**Stated goal**
Look through the records below, and copy out every line that holds the string "Приложения".

**Record excerpts**
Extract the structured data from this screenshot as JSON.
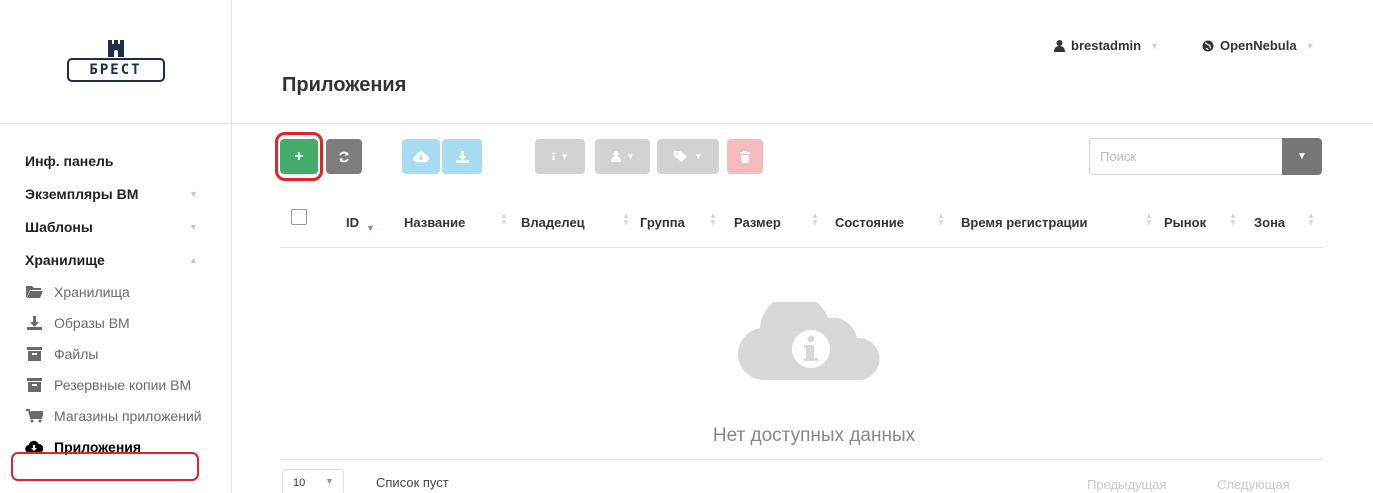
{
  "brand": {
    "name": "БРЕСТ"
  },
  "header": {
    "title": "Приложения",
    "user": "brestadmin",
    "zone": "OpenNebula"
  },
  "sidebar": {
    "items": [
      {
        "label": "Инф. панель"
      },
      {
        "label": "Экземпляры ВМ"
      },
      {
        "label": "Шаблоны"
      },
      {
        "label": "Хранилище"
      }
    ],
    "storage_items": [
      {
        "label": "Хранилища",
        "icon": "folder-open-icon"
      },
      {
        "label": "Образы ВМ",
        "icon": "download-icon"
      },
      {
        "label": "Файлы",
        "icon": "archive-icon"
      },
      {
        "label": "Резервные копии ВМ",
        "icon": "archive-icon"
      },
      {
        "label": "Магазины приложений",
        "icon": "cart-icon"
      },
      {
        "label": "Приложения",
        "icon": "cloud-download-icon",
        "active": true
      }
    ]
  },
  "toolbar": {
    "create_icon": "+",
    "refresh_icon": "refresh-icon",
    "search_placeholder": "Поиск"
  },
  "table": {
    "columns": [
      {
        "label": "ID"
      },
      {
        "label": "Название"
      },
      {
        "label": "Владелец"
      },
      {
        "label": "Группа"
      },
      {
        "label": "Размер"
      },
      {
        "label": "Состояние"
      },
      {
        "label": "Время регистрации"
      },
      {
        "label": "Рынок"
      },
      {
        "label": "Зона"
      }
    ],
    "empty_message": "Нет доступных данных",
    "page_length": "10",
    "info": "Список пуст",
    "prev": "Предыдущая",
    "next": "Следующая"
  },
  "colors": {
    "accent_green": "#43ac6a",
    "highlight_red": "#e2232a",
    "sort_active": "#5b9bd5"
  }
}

**Finished answer**
    "title": "Приложения",
        "label": "Приложения",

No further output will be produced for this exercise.